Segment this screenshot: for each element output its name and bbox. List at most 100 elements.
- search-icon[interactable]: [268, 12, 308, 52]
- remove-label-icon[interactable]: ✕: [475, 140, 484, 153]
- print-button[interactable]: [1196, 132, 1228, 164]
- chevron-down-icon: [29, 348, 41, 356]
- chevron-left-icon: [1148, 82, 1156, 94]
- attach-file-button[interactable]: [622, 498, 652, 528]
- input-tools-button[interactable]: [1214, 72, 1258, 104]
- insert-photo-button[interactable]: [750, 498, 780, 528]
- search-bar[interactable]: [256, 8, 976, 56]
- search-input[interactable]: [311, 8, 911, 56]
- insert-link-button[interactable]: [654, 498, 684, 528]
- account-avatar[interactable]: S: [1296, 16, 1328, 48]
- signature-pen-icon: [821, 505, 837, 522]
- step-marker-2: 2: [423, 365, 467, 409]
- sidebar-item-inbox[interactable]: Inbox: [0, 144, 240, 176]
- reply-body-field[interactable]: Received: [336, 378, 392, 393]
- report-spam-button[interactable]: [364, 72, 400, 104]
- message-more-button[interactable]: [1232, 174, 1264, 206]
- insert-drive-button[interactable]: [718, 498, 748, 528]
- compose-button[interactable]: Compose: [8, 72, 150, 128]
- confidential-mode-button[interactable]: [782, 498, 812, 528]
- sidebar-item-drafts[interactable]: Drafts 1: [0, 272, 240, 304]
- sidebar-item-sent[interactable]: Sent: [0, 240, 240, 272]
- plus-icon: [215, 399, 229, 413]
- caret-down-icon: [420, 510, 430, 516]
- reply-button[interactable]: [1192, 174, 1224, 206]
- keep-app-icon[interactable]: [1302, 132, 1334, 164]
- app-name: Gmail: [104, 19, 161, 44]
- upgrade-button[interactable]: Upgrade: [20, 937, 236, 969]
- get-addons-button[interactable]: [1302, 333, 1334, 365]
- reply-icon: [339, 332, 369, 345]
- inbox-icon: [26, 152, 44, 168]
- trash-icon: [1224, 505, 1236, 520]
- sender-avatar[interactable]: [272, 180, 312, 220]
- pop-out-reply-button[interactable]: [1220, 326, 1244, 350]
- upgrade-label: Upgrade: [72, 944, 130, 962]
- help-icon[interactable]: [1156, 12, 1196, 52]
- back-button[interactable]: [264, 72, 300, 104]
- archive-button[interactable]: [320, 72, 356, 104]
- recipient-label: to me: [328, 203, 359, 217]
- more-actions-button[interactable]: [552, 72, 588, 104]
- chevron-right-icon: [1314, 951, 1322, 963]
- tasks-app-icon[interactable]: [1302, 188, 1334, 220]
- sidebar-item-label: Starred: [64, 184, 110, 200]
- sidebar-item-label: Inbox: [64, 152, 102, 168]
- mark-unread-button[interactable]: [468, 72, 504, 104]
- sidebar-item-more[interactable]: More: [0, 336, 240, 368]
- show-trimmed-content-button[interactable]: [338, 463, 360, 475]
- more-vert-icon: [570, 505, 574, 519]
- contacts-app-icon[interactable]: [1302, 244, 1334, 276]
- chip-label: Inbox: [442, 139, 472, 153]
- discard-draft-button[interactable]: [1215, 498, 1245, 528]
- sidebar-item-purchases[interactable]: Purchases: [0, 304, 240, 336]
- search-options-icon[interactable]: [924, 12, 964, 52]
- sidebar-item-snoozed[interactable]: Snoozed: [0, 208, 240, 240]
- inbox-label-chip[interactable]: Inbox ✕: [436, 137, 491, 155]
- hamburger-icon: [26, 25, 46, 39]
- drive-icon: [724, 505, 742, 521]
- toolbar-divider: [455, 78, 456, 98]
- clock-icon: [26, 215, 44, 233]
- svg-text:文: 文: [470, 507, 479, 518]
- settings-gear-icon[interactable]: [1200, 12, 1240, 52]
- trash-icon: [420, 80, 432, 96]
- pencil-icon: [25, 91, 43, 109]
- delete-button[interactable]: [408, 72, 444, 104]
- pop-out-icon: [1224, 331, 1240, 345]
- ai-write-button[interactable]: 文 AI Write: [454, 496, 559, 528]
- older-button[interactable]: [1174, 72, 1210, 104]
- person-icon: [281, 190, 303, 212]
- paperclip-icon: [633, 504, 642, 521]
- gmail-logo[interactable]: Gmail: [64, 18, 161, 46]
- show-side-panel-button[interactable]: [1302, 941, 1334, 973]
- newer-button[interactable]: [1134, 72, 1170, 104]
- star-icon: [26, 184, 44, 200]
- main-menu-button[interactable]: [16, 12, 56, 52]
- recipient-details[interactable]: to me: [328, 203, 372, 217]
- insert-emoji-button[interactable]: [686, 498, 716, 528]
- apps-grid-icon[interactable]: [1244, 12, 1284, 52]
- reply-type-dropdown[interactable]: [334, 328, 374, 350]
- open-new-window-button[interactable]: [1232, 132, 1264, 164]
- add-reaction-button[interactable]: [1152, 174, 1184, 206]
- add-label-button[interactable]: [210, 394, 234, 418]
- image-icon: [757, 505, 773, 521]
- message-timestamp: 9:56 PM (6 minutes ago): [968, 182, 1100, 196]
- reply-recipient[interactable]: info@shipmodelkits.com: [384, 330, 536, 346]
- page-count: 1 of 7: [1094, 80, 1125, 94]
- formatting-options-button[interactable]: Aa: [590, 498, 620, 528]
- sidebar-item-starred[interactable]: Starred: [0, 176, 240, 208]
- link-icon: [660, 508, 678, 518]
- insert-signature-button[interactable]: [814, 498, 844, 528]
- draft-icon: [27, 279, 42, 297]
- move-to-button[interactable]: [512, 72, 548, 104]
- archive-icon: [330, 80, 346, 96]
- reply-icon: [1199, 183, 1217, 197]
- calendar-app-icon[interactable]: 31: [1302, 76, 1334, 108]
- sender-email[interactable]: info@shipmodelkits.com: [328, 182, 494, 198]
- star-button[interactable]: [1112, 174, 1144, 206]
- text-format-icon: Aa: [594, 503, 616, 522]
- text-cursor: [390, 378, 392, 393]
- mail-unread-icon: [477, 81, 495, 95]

☆ ☆ ☆ ☆ ☆

Copy these lines over without changing anything.

## Solution for this exercise:
Segment this screenshot: for each element output its name and bbox. List at most 100 elements.
- search-icon[interactable]: [268, 12, 308, 52]
- remove-label-icon[interactable]: ✕: [475, 140, 484, 153]
- print-button[interactable]: [1196, 132, 1228, 164]
- chevron-down-icon: [29, 348, 41, 356]
- chevron-left-icon: [1148, 82, 1156, 94]
- attach-file-button[interactable]: [622, 498, 652, 528]
- input-tools-button[interactable]: [1214, 72, 1258, 104]
- insert-photo-button[interactable]: [750, 498, 780, 528]
- search-bar[interactable]: [256, 8, 976, 56]
- search-input[interactable]: [311, 8, 911, 56]
- insert-link-button[interactable]: [654, 498, 684, 528]
- account-avatar[interactable]: S: [1296, 16, 1328, 48]
- signature-pen-icon: [821, 505, 837, 522]
- step-marker-2: 2: [423, 365, 467, 409]
- sidebar-item-inbox[interactable]: Inbox: [0, 144, 240, 176]
- reply-body-field[interactable]: Received: [336, 378, 392, 393]
- report-spam-button[interactable]: [364, 72, 400, 104]
- message-more-button[interactable]: [1232, 174, 1264, 206]
- insert-drive-button[interactable]: [718, 498, 748, 528]
- compose-button[interactable]: Compose: [8, 72, 150, 128]
- confidential-mode-button[interactable]: [782, 498, 812, 528]
- sidebar-item-drafts[interactable]: Drafts 1: [0, 272, 240, 304]
- sidebar-item-sent[interactable]: Sent: [0, 240, 240, 272]
- plus-icon: [215, 399, 229, 413]
- caret-down-icon: [420, 510, 430, 516]
- reply-button[interactable]: [1192, 174, 1224, 206]
- keep-app-icon[interactable]: [1302, 132, 1334, 164]
- app-name: Gmail: [104, 19, 161, 44]
- upgrade-button[interactable]: Upgrade: [20, 937, 236, 969]
- get-addons-button[interactable]: [1302, 333, 1334, 365]
- reply-icon: [339, 332, 369, 345]
- inbox-icon: [26, 152, 44, 168]
- trash-icon: [1224, 505, 1236, 520]
- sender-avatar[interactable]: [272, 180, 312, 220]
- pop-out-reply-button[interactable]: [1220, 326, 1244, 350]
- upgrade-label: Upgrade: [72, 944, 130, 962]
- help-icon[interactable]: [1156, 12, 1196, 52]
- back-button[interactable]: [264, 72, 300, 104]
- archive-button[interactable]: [320, 72, 356, 104]
- recipient-label: to me: [328, 203, 359, 217]
- more-actions-button[interactable]: [552, 72, 588, 104]
- chevron-right-icon: [1314, 951, 1322, 963]
- tasks-app-icon[interactable]: [1302, 188, 1334, 220]
- sidebar-item-label: Starred: [64, 184, 110, 200]
- sidebar-item-label: Inbox: [64, 152, 102, 168]
- mark-unread-button[interactable]: [468, 72, 504, 104]
- sidebar-item-more[interactable]: More: [0, 336, 240, 368]
- show-trimmed-content-button[interactable]: [338, 463, 360, 475]
- more-vert-icon: [570, 505, 574, 519]
- contacts-app-icon[interactable]: [1302, 244, 1334, 276]
- chip-label: Inbox: [442, 139, 472, 153]
- discard-draft-button[interactable]: [1215, 498, 1245, 528]
- sidebar-item-purchases[interactable]: Purchases: [0, 304, 240, 336]
- search-options-icon[interactable]: [924, 12, 964, 52]
- sidebar-item-snoozed[interactable]: Snoozed: [0, 208, 240, 240]
- inbox-label-chip[interactable]: Inbox ✕: [436, 137, 491, 155]
- hamburger-icon: [26, 25, 46, 39]
- drive-icon: [724, 505, 742, 521]
- toolbar-divider: [455, 78, 456, 98]
- clock-icon: [26, 215, 44, 233]
- svg-text:文: 文: [470, 507, 479, 518]
- settings-gear-icon[interactable]: [1200, 12, 1240, 52]
- trash-icon: [420, 80, 432, 96]
- pencil-icon: [25, 91, 43, 109]
- delete-button[interactable]: [408, 72, 444, 104]
- pop-out-icon: [1224, 331, 1240, 345]
- ai-write-button[interactable]: 文 AI Write: [454, 496, 559, 528]
- older-button[interactable]: [1174, 72, 1210, 104]
- person-icon: [281, 190, 303, 212]
- paperclip-icon: [633, 504, 642, 521]
- gmail-logo[interactable]: Gmail: [64, 18, 161, 46]
- show-side-panel-button[interactable]: [1302, 941, 1334, 973]
- newer-button[interactable]: [1134, 72, 1170, 104]
- star-icon: [26, 184, 44, 200]
- main-menu-button[interactable]: [16, 12, 56, 52]
- recipient-details[interactable]: to me: [328, 203, 372, 217]
- insert-emoji-button[interactable]: [686, 498, 716, 528]
- apps-grid-icon[interactable]: [1244, 12, 1284, 52]
- reply-type-dropdown[interactable]: [334, 328, 374, 350]
- open-new-window-button[interactable]: [1232, 132, 1264, 164]
- add-reaction-button[interactable]: [1152, 174, 1184, 206]
- add-label-button[interactable]: [210, 394, 234, 418]
- image-icon: [757, 505, 773, 521]
- message-timestamp: 9:56 PM (6 minutes ago): [968, 182, 1100, 196]
- reply-recipient[interactable]: info@shipmodelkits.com: [384, 330, 536, 346]
- page-count: 1 of 7: [1094, 80, 1125, 94]
- formatting-options-button[interactable]: Aa: [590, 498, 620, 528]
- sidebar-item-starred[interactable]: Starred: [0, 176, 240, 208]
- link-icon: [660, 508, 678, 518]
- insert-signature-button[interactable]: [814, 498, 844, 528]
- draft-icon: [27, 279, 42, 297]
- move-to-button[interactable]: [512, 72, 548, 104]
- archive-icon: [330, 80, 346, 96]
- reply-icon: [1199, 183, 1217, 197]
- calendar-app-icon[interactable]: 31: [1302, 76, 1334, 108]
- sender-email[interactable]: info@shipmodelkits.com: [328, 182, 494, 198]
- star-button[interactable]: [1112, 174, 1144, 206]
- text-format-icon: Aa: [594, 503, 616, 522]
- text-cursor: [390, 378, 392, 393]
- mail-unread-icon: [477, 81, 495, 95]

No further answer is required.